Records from a data collection:
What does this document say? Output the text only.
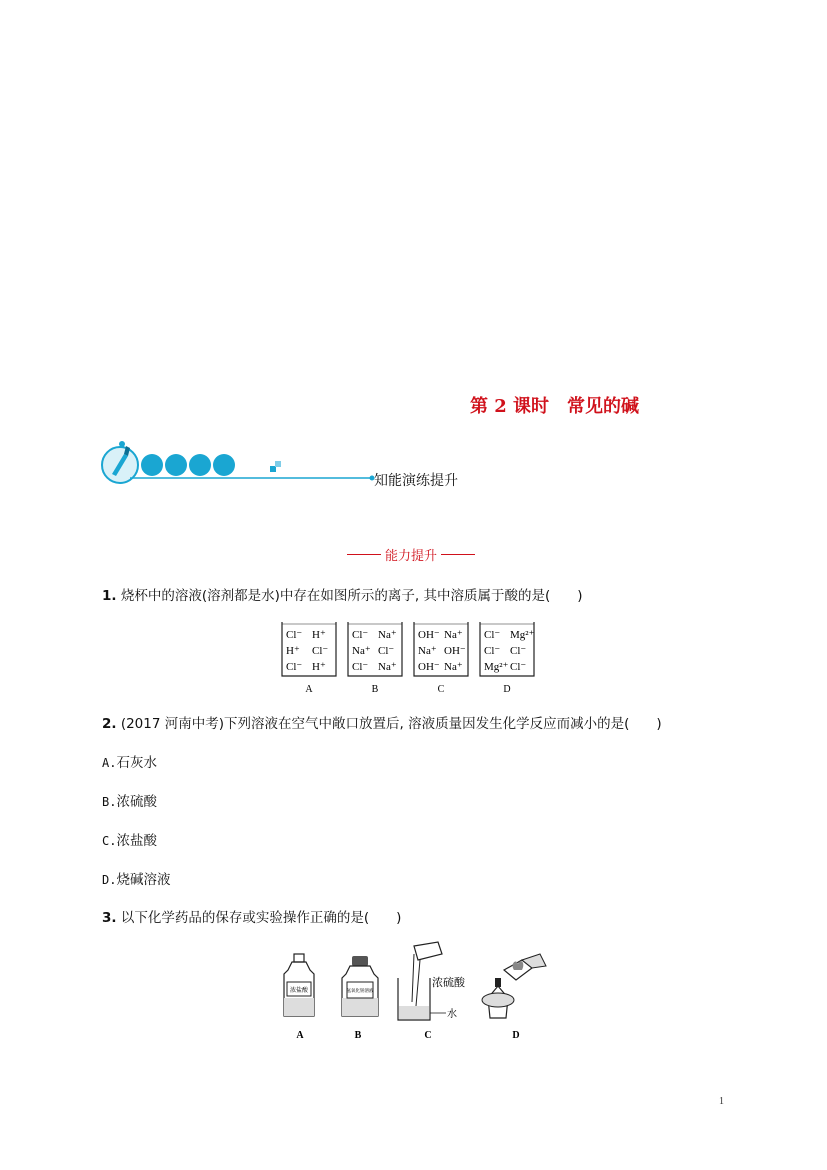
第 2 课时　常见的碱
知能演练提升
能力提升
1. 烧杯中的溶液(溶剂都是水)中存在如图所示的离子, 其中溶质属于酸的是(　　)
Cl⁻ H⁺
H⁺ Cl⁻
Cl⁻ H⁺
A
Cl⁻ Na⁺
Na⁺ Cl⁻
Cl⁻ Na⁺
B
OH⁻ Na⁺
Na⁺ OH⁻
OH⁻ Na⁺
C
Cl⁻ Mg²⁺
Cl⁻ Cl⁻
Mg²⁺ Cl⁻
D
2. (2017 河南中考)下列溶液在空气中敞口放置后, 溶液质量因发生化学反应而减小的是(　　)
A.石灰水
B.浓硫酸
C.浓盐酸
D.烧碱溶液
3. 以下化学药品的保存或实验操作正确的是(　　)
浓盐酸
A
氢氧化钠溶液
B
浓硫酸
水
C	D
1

■ **Exercise details**
Repeat all of the data above word for word, minus the pictures.

■ **Answer for the task**
What does this document say? Output the text only.
第 2 课时　常见的碱
知能演练提升
能力提升
1. 烧杯中的溶液(溶剂都是水)中存在如图所示的离子, 其中溶质属于酸的是(　　)
Cl⁻ H⁺
H⁺ Cl⁻
Cl⁻ H⁺
A
Cl⁻ Na⁺
Na⁺ Cl⁻
Cl⁻ Na⁺
B
OH⁻ Na⁺
Na⁺ OH⁻
OH⁻ Na⁺
C
Cl⁻ Mg²⁺
Cl⁻ Cl⁻
Mg²⁺ Cl⁻
D
2. (2017 河南中考)下列溶液在空气中敞口放置后, 溶液质量因发生化学反应而减小的是(　　)
A.石灰水
B.浓硫酸
C.浓盐酸
D.烧碱溶液
3. 以下化学药品的保存或实验操作正确的是(　　)
浓盐酸
A
氢氧化钠溶液
B
浓硫酸
水
C	D
1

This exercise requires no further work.